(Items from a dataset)
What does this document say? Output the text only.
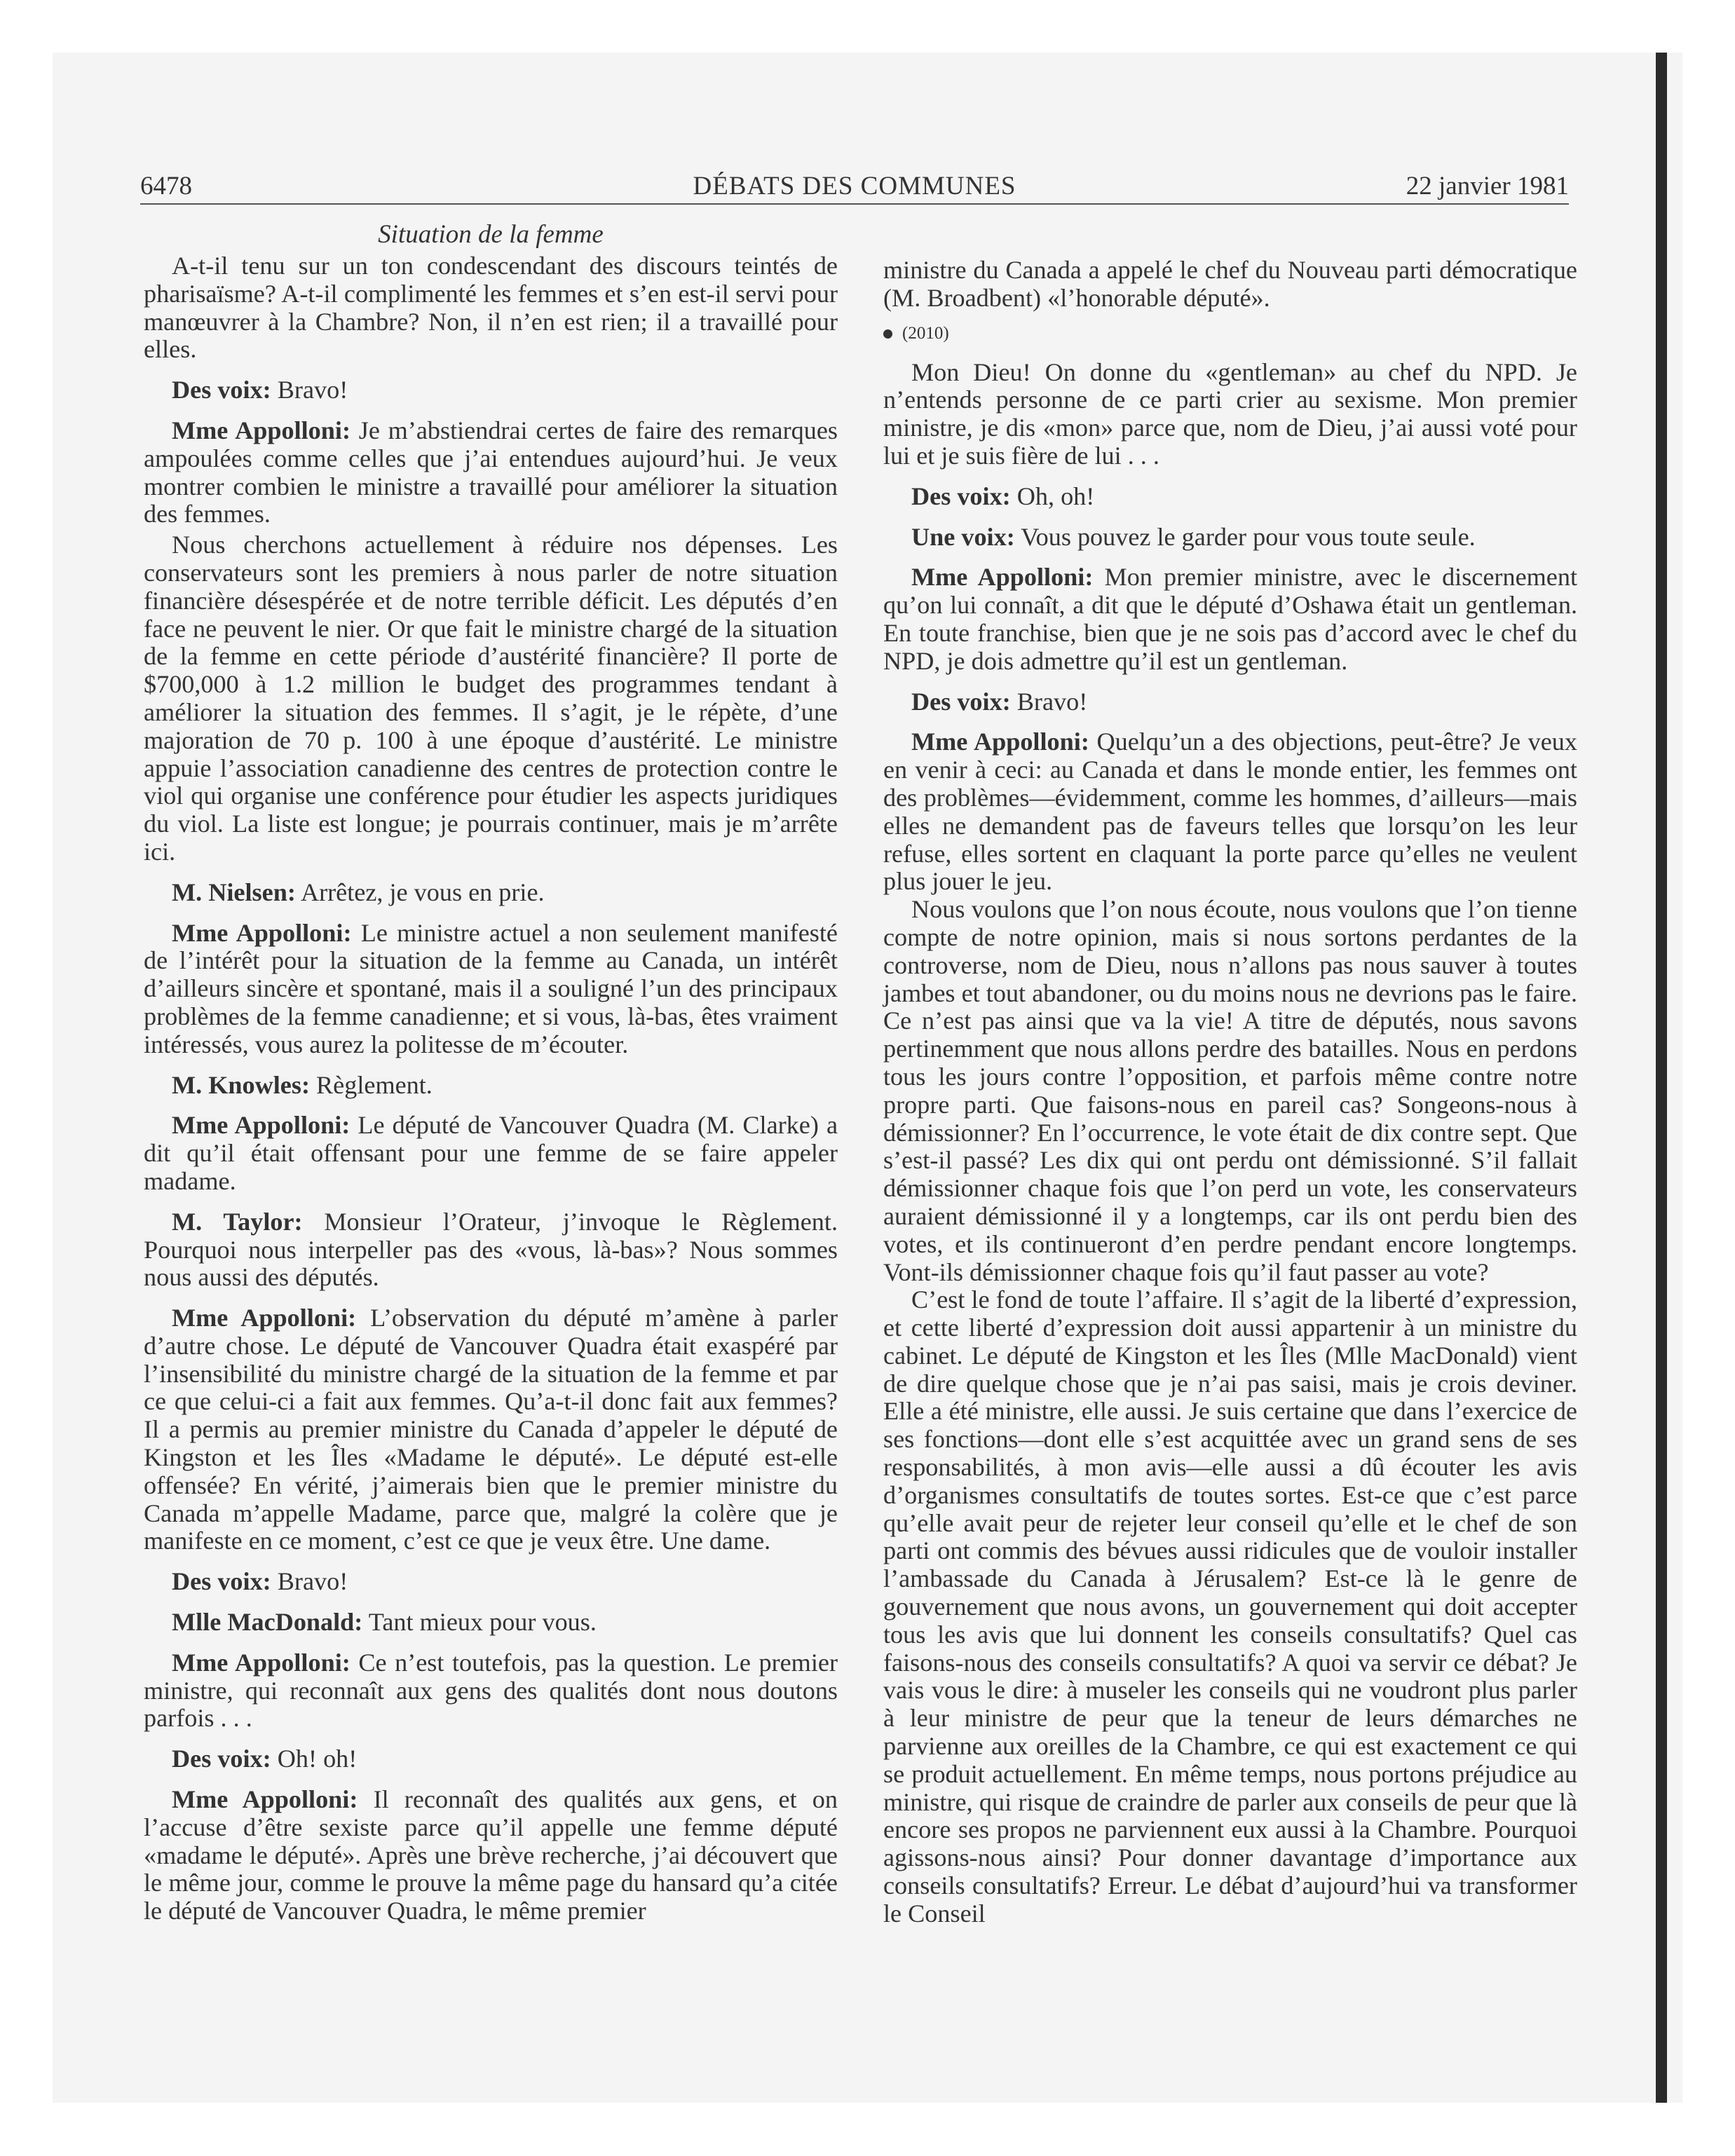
6478	DÉBATS DES COMMUNES	22 janvier 1981
Situation de la femme

A-t-il tenu sur un ton condescendant des discours teintés de pharisaïsme? A-t-il complimenté les femmes et s’en est-il servi pour manœuvrer à la Chambre? Non, il n’en est rien; il a travaillé pour elles.

Des voix: Bravo!

Mme Appolloni: Je m’abstiendrai certes de faire des remarques ampoulées comme celles que j’ai entendues aujourd’hui. Je veux montrer combien le ministre a travaillé pour améliorer la situation des femmes.

Nous cherchons actuellement à réduire nos dépenses. Les conservateurs sont les premiers à nous parler de notre situation financière désespérée et de notre terrible déficit. Les députés d’en face ne peuvent le nier. Or que fait le ministre chargé de la situation de la femme en cette période d’austérité financière? Il porte de $700,000 à 1.2 million le budget des programmes tendant à améliorer la situation des femmes. Il s’agit, je le répète, d’une majoration de 70 p. 100 à une époque d’austérité. Le ministre appuie l’association canadienne des centres de protection contre le viol qui organise une conférence pour étudier les aspects juridiques du viol. La liste est longue; je pourrais continuer, mais je m’arrête ici.

M. Nielsen: Arrêtez, je vous en prie.

Mme Appolloni: Le ministre actuel a non seulement manifesté de l’intérêt pour la situation de la femme au Canada, un intérêt d’ailleurs sincère et spontané, mais il a souligné l’un des principaux problèmes de la femme canadienne; et si vous, là-bas, êtes vraiment intéressés, vous aurez la politesse de m’écouter.

M. Knowles: Règlement.

Mme Appolloni: Le député de Vancouver Quadra (M. Clarke) a dit qu’il était offensant pour une femme de se faire appeler madame.

M. Taylor: Monsieur l’Orateur, j’invoque le Règlement. Pourquoi nous interpeller pas des «vous, là-bas»? Nous sommes nous aussi des députés.

Mme Appolloni: L’observation du député m’amène à parler d’autre chose. Le député de Vancouver Quadra était exaspéré par l’insensibilité du ministre chargé de la situation de la femme et par ce que celui-ci a fait aux femmes. Qu’a-t-il donc fait aux femmes? Il a permis au premier ministre du Canada d’appeler le député de Kingston et les Îles «Madame le député». Le député est-elle offensée? En vérité, j’aimerais bien que le premier ministre du Canada m’appelle Madame, parce que, malgré la colère que je manifeste en ce moment, c’est ce que je veux être. Une dame.

Des voix: Bravo!

Mlle MacDonald: Tant mieux pour vous.

Mme Appolloni: Ce n’est toutefois, pas la question. Le premier ministre, qui reconnaît aux gens des qualités dont nous doutons parfois . . .

Des voix: Oh! oh!

Mme Appolloni: Il reconnaît des qualités aux gens, et on l’accuse d’être sexiste parce qu’il appelle une femme député «madame le député». Après une brève recherche, j’ai découvert que le même jour, comme le prouve la même page du hansard qu’a citée le député de Vancouver Quadra, le même premier

ministre du Canada a appelé le chef du Nouveau parti démocratique (M. Broadbent) «l’honorable député».

(2010)

Mon Dieu! On donne du «gentleman» au chef du NPD. Je n’entends personne de ce parti crier au sexisme. Mon premier ministre, je dis «mon» parce que, nom de Dieu, j’ai aussi voté pour lui et je suis fière de lui . . .

Des voix: Oh, oh!

Une voix: Vous pouvez le garder pour vous toute seule.

Mme Appolloni: Mon premier ministre, avec le discernement qu’on lui connaît, a dit que le député d’Oshawa était un gentleman. En toute franchise, bien que je ne sois pas d’accord avec le chef du NPD, je dois admettre qu’il est un gentleman.

Des voix: Bravo!

Mme Appolloni: Quelqu’un a des objections, peut-être? Je veux en venir à ceci: au Canada et dans le monde entier, les femmes ont des problèmes—évidemment, comme les hommes, d’ailleurs—mais elles ne demandent pas de faveurs telles que lorsqu’on les leur refuse, elles sortent en claquant la porte parce qu’elles ne veulent plus jouer le jeu.

Nous voulons que l’on nous écoute, nous voulons que l’on tienne compte de notre opinion, mais si nous sortons perdantes de la controverse, nom de Dieu, nous n’allons pas nous sauver à toutes jambes et tout abandoner, ou du moins nous ne devrions pas le faire. Ce n’est pas ainsi que va la vie! A titre de députés, nous savons pertinemment que nous allons perdre des batailles. Nous en perdons tous les jours contre l’opposition, et parfois même contre notre propre parti. Que faisons-nous en pareil cas? Songeons-nous à démissionner? En l’occurrence, le vote était de dix contre sept. Que s’est-il passé? Les dix qui ont perdu ont démissionné. S’il fallait démissionner chaque fois que l’on perd un vote, les conservateurs auraient démissionné il y a longtemps, car ils ont perdu bien des votes, et ils continueront d’en perdre pendant encore longtemps. Vont-ils démissionner chaque fois qu’il faut passer au vote?

C’est le fond de toute l’affaire. Il s’agit de la liberté d’expression, et cette liberté d’expression doit aussi appartenir à un ministre du cabinet. Le député de Kingston et les Îles (Mlle MacDonald) vient de dire quelque chose que je n’ai pas saisi, mais je crois deviner. Elle a été ministre, elle aussi. Je suis certaine que dans l’exercice de ses fonctions—dont elle s’est acquittée avec un grand sens de ses responsabilités, à mon avis—elle aussi a dû écouter les avis d’organismes consultatifs de toutes sortes. Est-ce que c’est parce qu’elle avait peur de rejeter leur conseil qu’elle et le chef de son parti ont commis des bévues aussi ridicules que de vouloir installer l’ambassade du Canada à Jérusalem? Est-ce là le genre de gouvernement que nous avons, un gouvernement qui doit accepter tous les avis que lui donnent les conseils consultatifs? Quel cas faisons-nous des conseils consultatifs? A quoi va servir ce débat? Je vais vous le dire: à museler les conseils qui ne voudront plus parler à leur ministre de peur que la teneur de leurs démarches ne parvienne aux oreilles de la Chambre, ce qui est exactement ce qui se produit actuellement. En même temps, nous portons préjudice au ministre, qui risque de craindre de parler aux conseils de peur que là encore ses propos ne parviennent eux aussi à la Chambre. Pourquoi agissons-nous ainsi? Pour donner davantage d’importance aux conseils consultatifs? Erreur. Le débat d’aujourd’hui va transformer le Conseil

Task instructions:
Reproduce every entry word for word, but skip any pictures.

Exercise output:
What does this document say? Output the text only.
6478	DÉBATS DES COMMUNES	22 janvier 1981
Situation de la femme

A-t-il tenu sur un ton condescendant des discours teintés de pharisaïsme? A-t-il complimenté les femmes et s’en est-il servi pour manœuvrer à la Chambre? Non, il n’en est rien; il a travaillé pour elles.

Des voix: Bravo!

Mme Appolloni: Je m’abstiendrai certes de faire des remarques ampoulées comme celles que j’ai entendues aujourd’hui. Je veux montrer combien le ministre a travaillé pour améliorer la situation des femmes.

Nous cherchons actuellement à réduire nos dépenses. Les conservateurs sont les premiers à nous parler de notre situation financière désespérée et de notre terrible déficit. Les députés d’en face ne peuvent le nier. Or que fait le ministre chargé de la situation de la femme en cette période d’austérité financière? Il porte de $700,000 à 1.2 million le budget des programmes tendant à améliorer la situation des femmes. Il s’agit, je le répète, d’une majoration de 70 p. 100 à une époque d’austérité. Le ministre appuie l’association canadienne des centres de protection contre le viol qui organise une conférence pour étudier les aspects juridiques du viol. La liste est longue; je pourrais continuer, mais je m’arrête ici.

M. Nielsen: Arrêtez, je vous en prie.

Mme Appolloni: Le ministre actuel a non seulement manifesté de l’intérêt pour la situation de la femme au Canada, un intérêt d’ailleurs sincère et spontané, mais il a souligné l’un des principaux problèmes de la femme canadienne; et si vous, là-bas, êtes vraiment intéressés, vous aurez la politesse de m’écouter.

M. Knowles: Règlement.

Mme Appolloni: Le député de Vancouver Quadra (M. Clarke) a dit qu’il était offensant pour une femme de se faire appeler madame.

M. Taylor: Monsieur l’Orateur, j’invoque le Règlement. Pourquoi nous interpeller pas des «vous, là-bas»? Nous sommes nous aussi des députés.

Mme Appolloni: L’observation du député m’amène à parler d’autre chose. Le député de Vancouver Quadra était exaspéré par l’insensibilité du ministre chargé de la situation de la femme et par ce que celui-ci a fait aux femmes. Qu’a-t-il donc fait aux femmes? Il a permis au premier ministre du Canada d’appeler le député de Kingston et les Îles «Madame le député». Le député est-elle offensée? En vérité, j’aimerais bien que le premier ministre du Canada m’appelle Madame, parce que, malgré la colère que je manifeste en ce moment, c’est ce que je veux être. Une dame.

Des voix: Bravo!

Mlle MacDonald: Tant mieux pour vous.

Mme Appolloni: Ce n’est toutefois, pas la question. Le premier ministre, qui reconnaît aux gens des qualités dont nous doutons parfois . . .

Des voix: Oh! oh!

Mme Appolloni: Il reconnaît des qualités aux gens, et on l’accuse d’être sexiste parce qu’il appelle une femme député «madame le député». Après une brève recherche, j’ai découvert que le même jour, comme le prouve la même page du hansard qu’a citée le député de Vancouver Quadra, le même premier

ministre du Canada a appelé le chef du Nouveau parti démocratique (M. Broadbent) «l’honorable député».

(2010)

Mon Dieu! On donne du «gentleman» au chef du NPD. Je n’entends personne de ce parti crier au sexisme. Mon premier ministre, je dis «mon» parce que, nom de Dieu, j’ai aussi voté pour lui et je suis fière de lui . . .

Des voix: Oh, oh!

Une voix: Vous pouvez le garder pour vous toute seule.

Mme Appolloni: Mon premier ministre, avec le discernement qu’on lui connaît, a dit que le député d’Oshawa était un gentleman. En toute franchise, bien que je ne sois pas d’accord avec le chef du NPD, je dois admettre qu’il est un gentleman.

Des voix: Bravo!

Mme Appolloni: Quelqu’un a des objections, peut-être? Je veux en venir à ceci: au Canada et dans le monde entier, les femmes ont des problèmes—évidemment, comme les hommes, d’ailleurs—mais elles ne demandent pas de faveurs telles que lorsqu’on les leur refuse, elles sortent en claquant la porte parce qu’elles ne veulent plus jouer le jeu.

Nous voulons que l’on nous écoute, nous voulons que l’on tienne compte de notre opinion, mais si nous sortons perdantes de la controverse, nom de Dieu, nous n’allons pas nous sauver à toutes jambes et tout abandoner, ou du moins nous ne devrions pas le faire. Ce n’est pas ainsi que va la vie! A titre de députés, nous savons pertinemment que nous allons perdre des batailles. Nous en perdons tous les jours contre l’opposition, et parfois même contre notre propre parti. Que faisons-nous en pareil cas? Songeons-nous à démissionner? En l’occurrence, le vote était de dix contre sept. Que s’est-il passé? Les dix qui ont perdu ont démissionné. S’il fallait démissionner chaque fois que l’on perd un vote, les conservateurs auraient démissionné il y a longtemps, car ils ont perdu bien des votes, et ils continueront d’en perdre pendant encore longtemps. Vont-ils démissionner chaque fois qu’il faut passer au vote?

C’est le fond de toute l’affaire. Il s’agit de la liberté d’expression, et cette liberté d’expression doit aussi appartenir à un ministre du cabinet. Le député de Kingston et les Îles (Mlle MacDonald) vient de dire quelque chose que je n’ai pas saisi, mais je crois deviner. Elle a été ministre, elle aussi. Je suis certaine que dans l’exercice de ses fonctions—dont elle s’est acquittée avec un grand sens de ses responsabilités, à mon avis—elle aussi a dû écouter les avis d’organismes consultatifs de toutes sortes. Est-ce que c’est parce qu’elle avait peur de rejeter leur conseil qu’elle et le chef de son parti ont commis des bévues aussi ridicules que de vouloir installer l’ambassade du Canada à Jérusalem? Est-ce là le genre de gouvernement que nous avons, un gouvernement qui doit accepter tous les avis que lui donnent les conseils consultatifs? Quel cas faisons-nous des conseils consultatifs? A quoi va servir ce débat? Je vais vous le dire: à museler les conseils qui ne voudront plus parler à leur ministre de peur que la teneur de leurs démarches ne parvienne aux oreilles de la Chambre, ce qui est exactement ce qui se produit actuellement. En même temps, nous portons préjudice au ministre, qui risque de craindre de parler aux conseils de peur que là encore ses propos ne parviennent eux aussi à la Chambre. Pourquoi agissons-nous ainsi? Pour donner davantage d’importance aux conseils consultatifs? Erreur. Le débat d’aujourd’hui va transformer le Conseil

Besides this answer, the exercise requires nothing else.